### Provided passage
::::

CALLBACK From the NASA Aviation Safety Reporting System
 Issue 513 October 2022 

Parachutes, Paragliders, and Power

Parachutes and paragliders, powered or not, have enjoyed a recent surge in popularity. This increased popularity, however, has unveiled an old threat wrapped anew. The airborne conflict has, in these operations, manifested itself in unorthodox ways from unusual vantages, while some surrounding issues have also been revealed. A resulting collision is unthinkable, but the threat must be addressed.

Parachutes and paragliders often appear in locations that surprise other pilots. They have been spotted at various positions in airport traffic patterns and in and around skydiver drop zones. They have been seen at altitude over water, on tow behind surface vessels, and at low altitude over private property. Speeds relative to other aircraft precipitate additional complications.

Surrounding issues are ticklish. Reporters’ concerns include, but are not limited to, operator certification, operational regulations and discipline, and government involvement. Opinions among reporters are charged and differ.

This month, CALLBACK thanks a loyal reader for sharing with us a level of concern for these operations and for inspiring us to share this poignant topic with all our readers. Selected narratives identify important issues and reveal differing opinions, but all point to the danger of an airborne collision, the urgency to make a concerted effort to heighten awareness, and the absolute need to see, be seen, and avoid.

Airport Traffic Density

A Flight Instructor describes multiple conflicts owing to powered paraglider density in the vicinity of the airport. Evasive action was taken, and common sense is reiterated.

With it being summertime and having a long stretch of good weather, I wanted to bring attention to the likelihood of encountering powered paragliders (PPGs) and other ultralight aircraft (ULACs) that are not equipped with radios or ADS-B. On an instructor time-building flight, we were approaching Benton Harbor (BEH) with intent to land. Near pattern altitude on an approximate 3-mile right base for Runway 10,…the right seat pilot saw the shadow of a parachute pass beneath the right side of the aircraft over the shoreline. About a second later, the left seat pilot saw a green canopy about 500 feet below the aircraft. A climb was initiated to increase separation, and the approach into BEH was altered. We saw 6 to 8 PPGs at varying altitudes in the vicinity of the airport. In talking with other pilots recently, PPGs and ULACs have also been seen in the vicinity of Westfield Airport (I72) and Indianapolis Executive (TYQ).

Ensure that pilots and instructors have knowledge that PPGs and ULACs operate outside of the areas that…have charted symbology. If you consider an area…good…for sightseeing, other people do as well, and awareness should be heightened.

On the Waterfront

A seasoned light seaplane pilot describes an NMAC and identifies a nearly invisible, yet deadly threat. A candid discussion and some practical suggestions follow.

::::

### Provided material
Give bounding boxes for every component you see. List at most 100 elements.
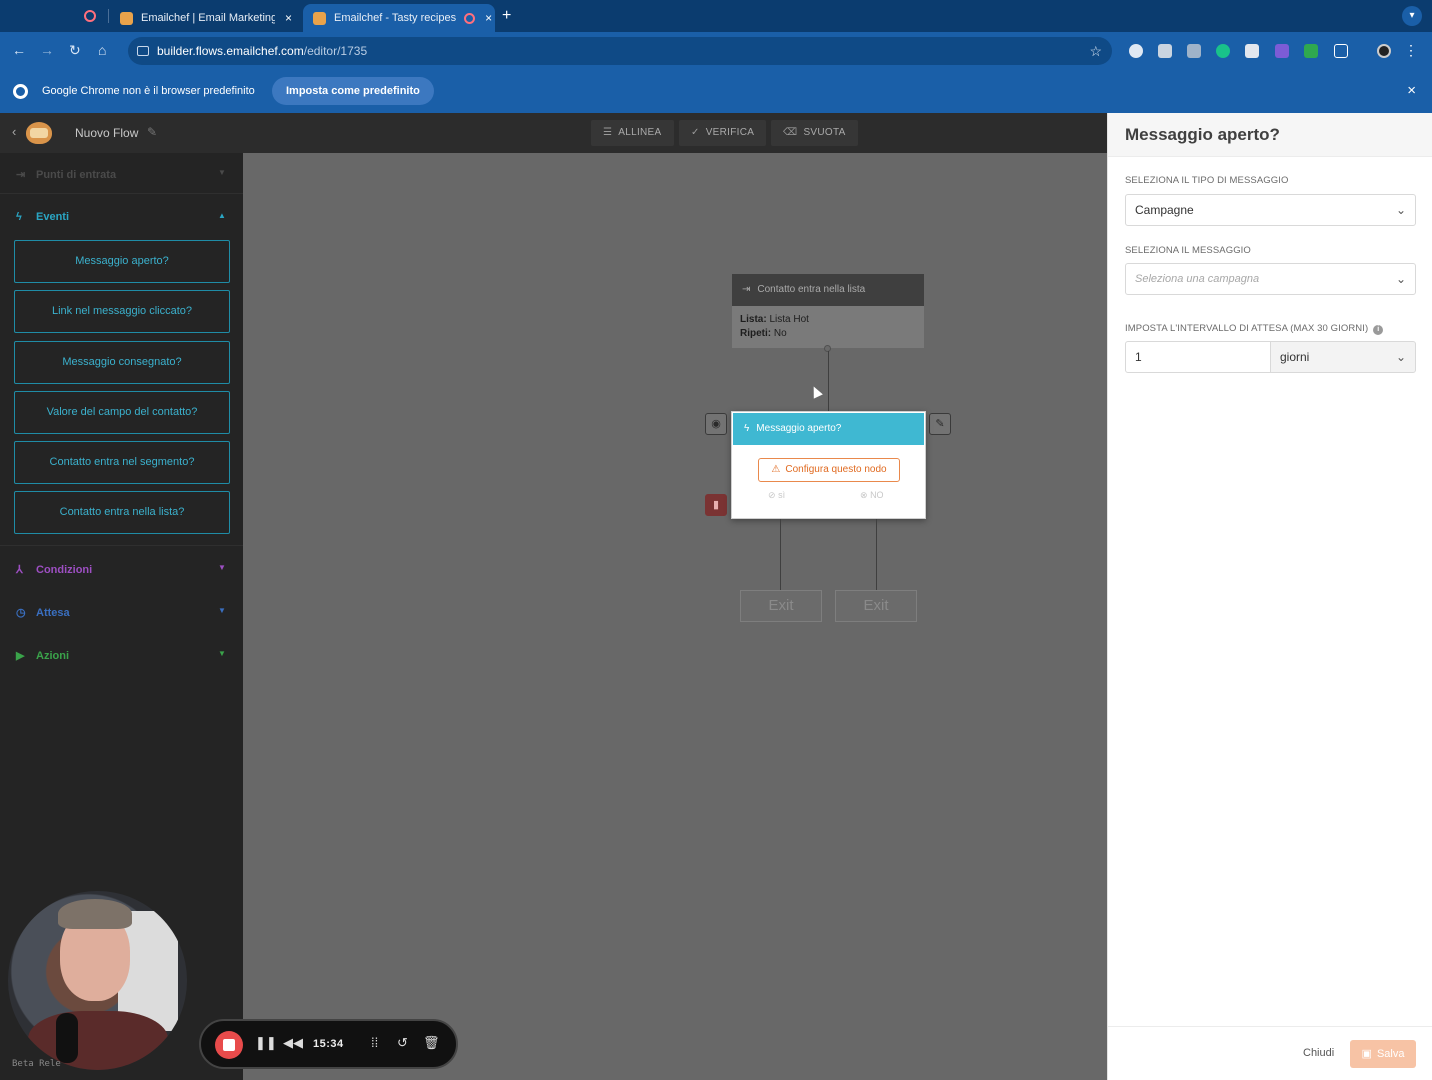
chrome-logo-icon <box>13 84 28 99</box>
trash-icon[interactable]: 🗑 <box>423 1035 440 1051</box>
intervallo-unit-select[interactable]: giorni ⌄ <box>1270 341 1416 373</box>
emailchef-favicon-icon <box>313 11 326 25</box>
tipo-messaggio-value: Campagne <box>1135 203 1194 217</box>
tipo-messaggio-select[interactable]: Campagne ⌄ <box>1125 194 1416 226</box>
branch-icon: ⅄ <box>16 564 23 576</box>
bookmark-star-icon[interactable]: ☆ <box>1089 37 1102 65</box>
profile-avatar-icon[interactable] <box>1377 44 1391 58</box>
back-chevron-icon[interactable]: ‹ <box>12 124 16 139</box>
info-icon[interactable]: i <box>1373 325 1384 335</box>
entry-node[interactable]: ⇥ Contatto entra nella lista Lista: Lista… <box>732 274 924 348</box>
entry-node-body: Lista: Lista Hot Ripeti: No <box>732 306 924 348</box>
back-arrow-icon[interactable]: ← <box>12 42 26 58</box>
verifica-button[interactable]: ✓ VERIFICA <box>679 120 767 146</box>
password-manager-extension-icon[interactable] <box>1129 44 1143 58</box>
svuota-button[interactable]: ⌫ SVUOTA <box>771 120 858 146</box>
section-condizioni[interactable]: ⅄ Condizioni ▼ <box>16 563 228 576</box>
branch-no-label: NO <box>870 490 884 500</box>
stop-recording-button[interactable] <box>215 1031 243 1059</box>
event-item-valore-campo[interactable]: Valore del campo del contatto? <box>14 391 230 434</box>
chevron-down-icon: ⌄ <box>1395 272 1406 286</box>
recording-controls: ❚❚ ◀◀ 15:34 ⁞⁞ ↺ 🗑 <box>199 1019 458 1069</box>
x-circle-icon: ⊗ <box>860 490 868 500</box>
extensions-puzzle-icon[interactable] <box>1334 44 1348 58</box>
section-eventi[interactable]: ϟ Eventi ▲ <box>16 211 228 223</box>
home-icon[interactable]: ⌂ <box>98 42 106 58</box>
browser-tab-emailchef-marketing[interactable]: Emailchef | Email Marketing A × <box>110 4 302 32</box>
allinea-button[interactable]: ☰ ALLINEA <box>591 120 674 146</box>
edit-node-icon[interactable]: ✎ <box>929 413 951 435</box>
tab-close-icon[interactable]: × <box>485 11 492 25</box>
pause-icon[interactable]: ❚❚ <box>255 1035 277 1051</box>
url-host: builder.flows.emailchef.com <box>157 44 304 58</box>
entry-icon: ⇥ <box>742 284 751 295</box>
tab-title: Emailchef | Email Marketing A <box>141 12 275 24</box>
lista-value: Lista Hot <box>769 314 809 325</box>
webcam-microphone <box>56 1013 78 1063</box>
extension-with-badge-icon[interactable] <box>1275 44 1289 58</box>
code-extension-icon[interactable] <box>1187 44 1201 58</box>
edit-pencil-icon[interactable]: ✎ <box>147 125 157 139</box>
messaggio-placeholder: Seleziona una campagna <box>1135 273 1260 285</box>
grid-icon[interactable]: ⁞⁞ <box>371 1035 378 1050</box>
event-item-messaggio-consegnato[interactable]: Messaggio consegnato? <box>14 341 230 384</box>
play-icon: ▶ <box>16 650 25 662</box>
event-item-entra-lista[interactable]: Contatto entra nella lista? <box>14 491 230 534</box>
infobar-message: Google Chrome non è il browser predefini… <box>42 85 255 97</box>
connector-line <box>828 351 829 411</box>
section-label: Condizioni <box>36 564 93 576</box>
intervallo-input[interactable]: 1 <box>1125 341 1271 373</box>
site-info-icon[interactable] <box>137 46 149 56</box>
browser-tab-strip: Emailchef | Email Marketing A × Emailche… <box>0 0 1432 32</box>
delete-trash-icon[interactable]: ▮ <box>705 494 727 516</box>
clock-icon: ◷ <box>16 607 26 619</box>
eraser-icon: ⌫ <box>783 127 798 138</box>
emailchef-logo[interactable] <box>26 122 52 144</box>
address-bar[interactable]: builder.flows.emailchef.com/editor/1735 … <box>128 37 1112 65</box>
pinned-tab-recording-icon[interactable] <box>84 10 96 22</box>
infobar-close-icon[interactable]: × <box>1407 82 1416 99</box>
event-item-link-cliccato[interactable]: Link nel messaggio cliccato? <box>14 290 230 333</box>
panel-title: Messaggio aperto? <box>1108 113 1432 157</box>
restart-icon[interactable]: ↺ <box>397 1035 408 1051</box>
salva-button[interactable]: ▣ Salva <box>1350 1040 1416 1068</box>
messaggio-label: SELEZIONA IL MESSAGGIO <box>1125 245 1251 256</box>
forward-arrow-icon[interactable]: → <box>40 42 54 58</box>
branch-no: ⊗ NO <box>860 490 884 501</box>
messaggio-select[interactable]: Seleziona una campagna ⌄ <box>1125 263 1416 295</box>
browser-tab-emailchef-tasty-recipes[interactable]: Emailchef - Tasty recipes × <box>303 4 495 32</box>
grammarly-extension-icon[interactable] <box>1216 44 1230 58</box>
svuota-label: SVUOTA <box>803 127 846 138</box>
preview-eye-icon[interactable]: ◉ <box>705 413 727 435</box>
align-icon: ☰ <box>603 127 613 138</box>
section-punti-di-entrata[interactable]: ⇥ Punti di entrata ▼ <box>16 168 228 181</box>
exit-node-yes[interactable]: Exit <box>740 590 822 622</box>
browser-menu-icon[interactable]: ⋮ <box>1404 42 1418 59</box>
section-azioni[interactable]: ▶ Azioni ▼ <box>16 649 228 662</box>
flow-canvas[interactable]: ⇥ Contatto entra nella lista Lista: Lista… <box>243 153 1107 1080</box>
tab-close-icon[interactable]: × <box>285 11 292 25</box>
check-icon: ✓ <box>691 127 700 138</box>
rewind-icon[interactable]: ◀◀ <box>283 1035 303 1051</box>
event-item-messaggio-aperto[interactable]: Messaggio aperto? <box>14 240 230 283</box>
section-attesa[interactable]: ◷ Attesa ▼ <box>16 606 228 619</box>
window-extension-icon[interactable] <box>1245 44 1259 58</box>
flow-name[interactable]: Nuovo Flow <box>75 126 138 140</box>
event-node-messaggio-aperto[interactable]: ϟ Messaggio aperto? ⚠ Configura questo nod… <box>731 411 926 519</box>
exit-node-no[interactable]: Exit <box>835 590 917 622</box>
tab-search-chevron-icon[interactable]: ▾ <box>1402 6 1422 26</box>
new-tab-button[interactable]: + <box>502 7 511 25</box>
reload-icon[interactable]: ↻ <box>69 42 81 59</box>
recording-indicator-icon <box>464 12 476 24</box>
chiudi-button[interactable]: Chiudi <box>1303 1047 1334 1059</box>
beta-release-text: Beta Rele <box>12 1059 61 1069</box>
lista-label: Lista: <box>740 314 767 325</box>
green-extension-icon[interactable] <box>1304 44 1318 58</box>
set-default-button[interactable]: Imposta come predefinito <box>272 77 434 105</box>
configure-node-button[interactable]: ⚠ Configura questo nodo <box>758 458 900 482</box>
tab-title: Emailchef - Tasty recipes <box>334 12 457 24</box>
emailchef-favicon-icon <box>120 11 133 25</box>
chevron-down-icon: ▼ <box>218 606 226 615</box>
event-item-entra-segmento[interactable]: Contatto entra nel segmento? <box>14 441 230 484</box>
camera-extension-icon[interactable] <box>1158 44 1172 58</box>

::::

### What is required
Can you carry on the CALLBACK article on parachutes and paragliders from the point where it stops? You won't need any of the entries.

### Exercise answer
While departing from Lake Berryessa (seaplane water takeoff), I spotted a paraglider being towed up to altitude by a boat.… As paragliders commonly operate in this area and do not communicate with pilots on the common traffic advisory frequency (CTAF), searching for them is part of my standard scan.… I kept my eyes fixed on both the boat and the paraglider so that I could mentally draw a line where the tow cable should be. As I climbed up through 3,500 feet (staying clear of the paraglider), I saw something that looked like a small scratch on the transparent canopy of my aircraft. Upon further inspection, I realized it was the towline of a second paraglider and made an immediate evasive action to avoid it. During the maneuver, I spotted the paraglider several hundred feet up above me.… I was so focused on avoiding the first paraglider, I completely missed a second one until I almost made contact with the tow line. As a seaplane pilot…very familiar with the area and…with hundreds of hours flying in and out of Lake Berryessa, this is extremely worrisome to me.… I have never felt concerned about midair collisions.… However,…lack of communication from the paragliders causes an extreme threat, especially to pilots not familiar with the airspace or seasonal operation of paragliders. Over the past two years, this problem has gotten worse.… In my opinion, requiring the paraglide boats to monitor 122.9 or marking the towline with streamers for visibility would go a long way to decrease the likelihood of a midair collision.

Disrupted Airport Operations

This small aircraft pilot reported multiple airborne conflicts that disturbed and endangered the existing local traffic.

Two powered paragliders operating from the east side of the airport crossed both runways at low altitude, causing a Cessna 140 to abort its takeoff run. The same powered paragliders crossed the parachute landing area at 200 feet while jumpers were in the air.

Skydivers on a tandem jump cannot move away due to the characteristics of their canopies and the obvious lack of thrust to maneuver around obstacles. This was not the first time such incidents happen. The power paraglider group has been causing close calls and constantly keeps crossing both runways at low altitudes, interfering with traffic.

A Hazard to Navigation

This small aircraft pilot reported a navigational hazard spawned, in part, by mass paraglider operations. The reporter further laments the notion that regulatory requirements are unclear and suggests that government action is needed.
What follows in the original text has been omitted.